● **What to do**
Transcribe the records that follow exactly. Skip the pictures.

-- BEGIN Material provided --

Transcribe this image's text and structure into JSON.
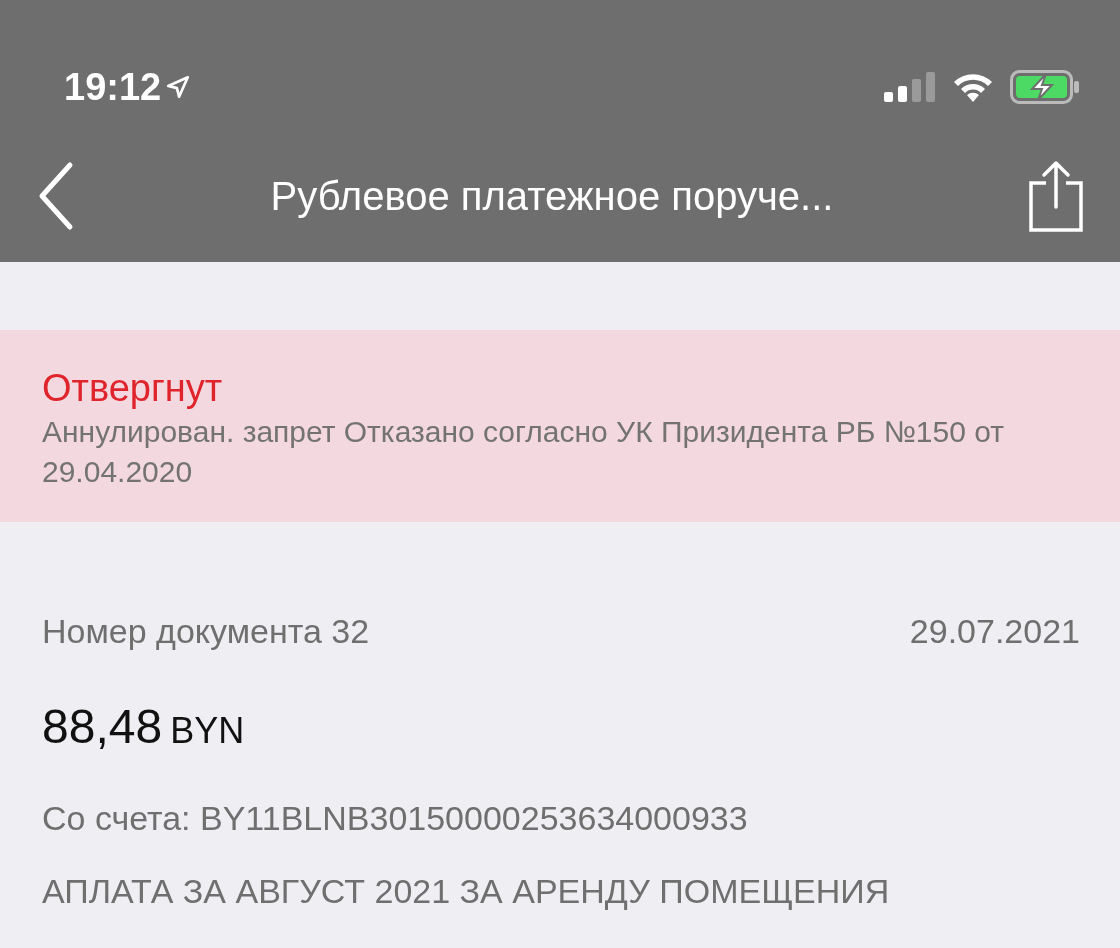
{
  "status_bar": {
    "time": "19:12"
  },
  "nav": {
    "title": "Рублевое платежное поруче..."
  },
  "banner": {
    "status": "Отвергнут",
    "reason": "Аннулирован. запрет Отказано согласно УК Призидента РБ №150 от 29.04.2020"
  },
  "document": {
    "number": "Номер документа 32",
    "date": "29.07.2021",
    "amount": "88,48",
    "currency": "BYN",
    "account": "Со счета: BY11BLNB30150000253634000933",
    "purpose": "АПЛАТА ЗА АВГУСТ 2021 ЗА АРЕНДУ ПОМЕЩЕНИЯ"
  }
}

-- END Material provided --

● **Task result**
Transcribe this image's text and structure into JSON.
{
  "status_bar": {
    "time": "19:12"
  },
  "nav": {
    "title": "Рублевое платежное поруче..."
  },
  "banner": {
    "status": "Отвергнут",
    "reason": "Аннулирован. запрет Отказано согласно УК Призидента РБ №150 от 29.04.2020"
  },
  "document": {
    "number": "Номер документа 32",
    "date": "29.07.2021",
    "amount": "88,48",
    "currency": "BYN",
    "account": "Со счета: BY11BLNB30150000253634000933",
    "purpose": "АПЛАТА ЗА АВГУСТ 2021 ЗА АРЕНДУ ПОМЕЩЕНИЯ"
  }
}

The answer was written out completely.